**YOUR GOAL:**
Return all entries word for word, but drop any images.

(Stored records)
>>>>>

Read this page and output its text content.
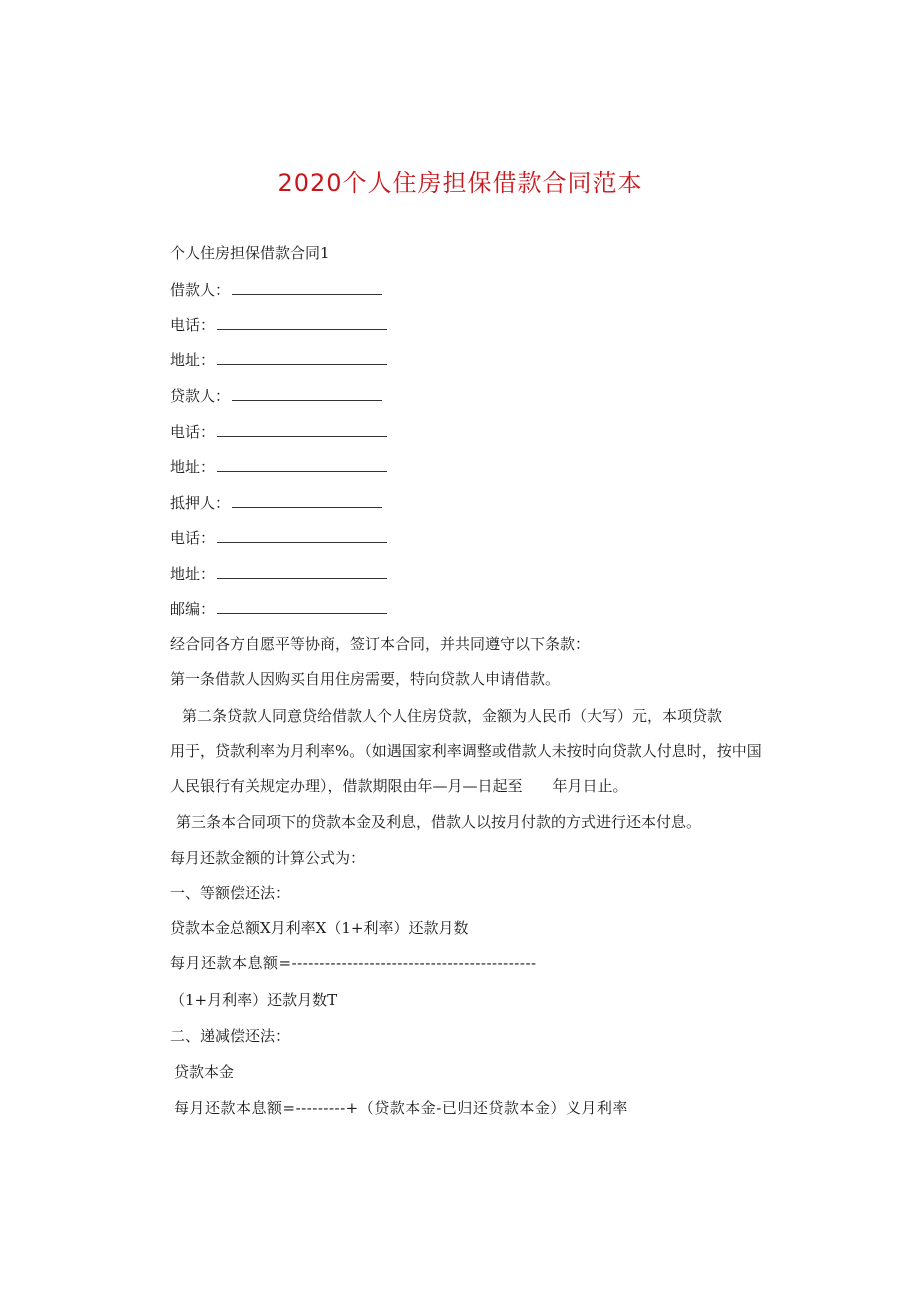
2020个人住房担保借款合同范本
个人住房担保借款合同1
借款人：
电话：
地址：
贷款人：
电话：
地址：
抵押人：
电话：
地址：
邮编：
经合同各方自愿平等协商，签订本合同，并共同遵守以下条款：
第一条借款人因购买自用住房需要，特向贷款人申请借款。
第二条贷款人同意贷给借款人个人住房贷款，金额为人民币（大写）元，本项贷款
用于，贷款利率为月利率%。（如遇国家利率调整或借款人未按时向贷款人付息时，按中国
人民银行有关规定办理），借款期限由年—月—日起至　　年月日止。
第三条本合同项下的贷款本金及利息，借款人以按月付款的方式进行还本付息。
每月还款金额的计算公式为：
一、等额偿还法：
贷款本金总额X月利率X（1+利率）还款月数
每月还款本息额=--------------------------------------------
（1+月利率）还款月数T
二、递减偿还法：
贷款本金
每月还款本息额=---------+（贷款本金-已归还贷款本金）义月利率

<<<<<

**WRITTEN ANSWER:**
Read this page and output its text content.
2020个人住房担保借款合同范本
个人住房担保借款合同1
借款人：
电话：
地址：
贷款人：
电话：
地址：
抵押人：
电话：
地址：
邮编：
经合同各方自愿平等协商，签订本合同，并共同遵守以下条款：
第一条借款人因购买自用住房需要，特向贷款人申请借款。
第二条贷款人同意贷给借款人个人住房贷款，金额为人民币（大写）元，本项贷款
用于，贷款利率为月利率%。（如遇国家利率调整或借款人未按时向贷款人付息时，按中国
人民银行有关规定办理），借款期限由年—月—日起至　　年月日止。
第三条本合同项下的贷款本金及利息，借款人以按月付款的方式进行还本付息。
每月还款金额的计算公式为：
一、等额偿还法：
贷款本金总额X月利率X（1+利率）还款月数
每月还款本息额=--------------------------------------------
（1+月利率）还款月数T
二、递减偿还法：
贷款本金
每月还款本息额=---------+（贷款本金-已归还贷款本金）义月利率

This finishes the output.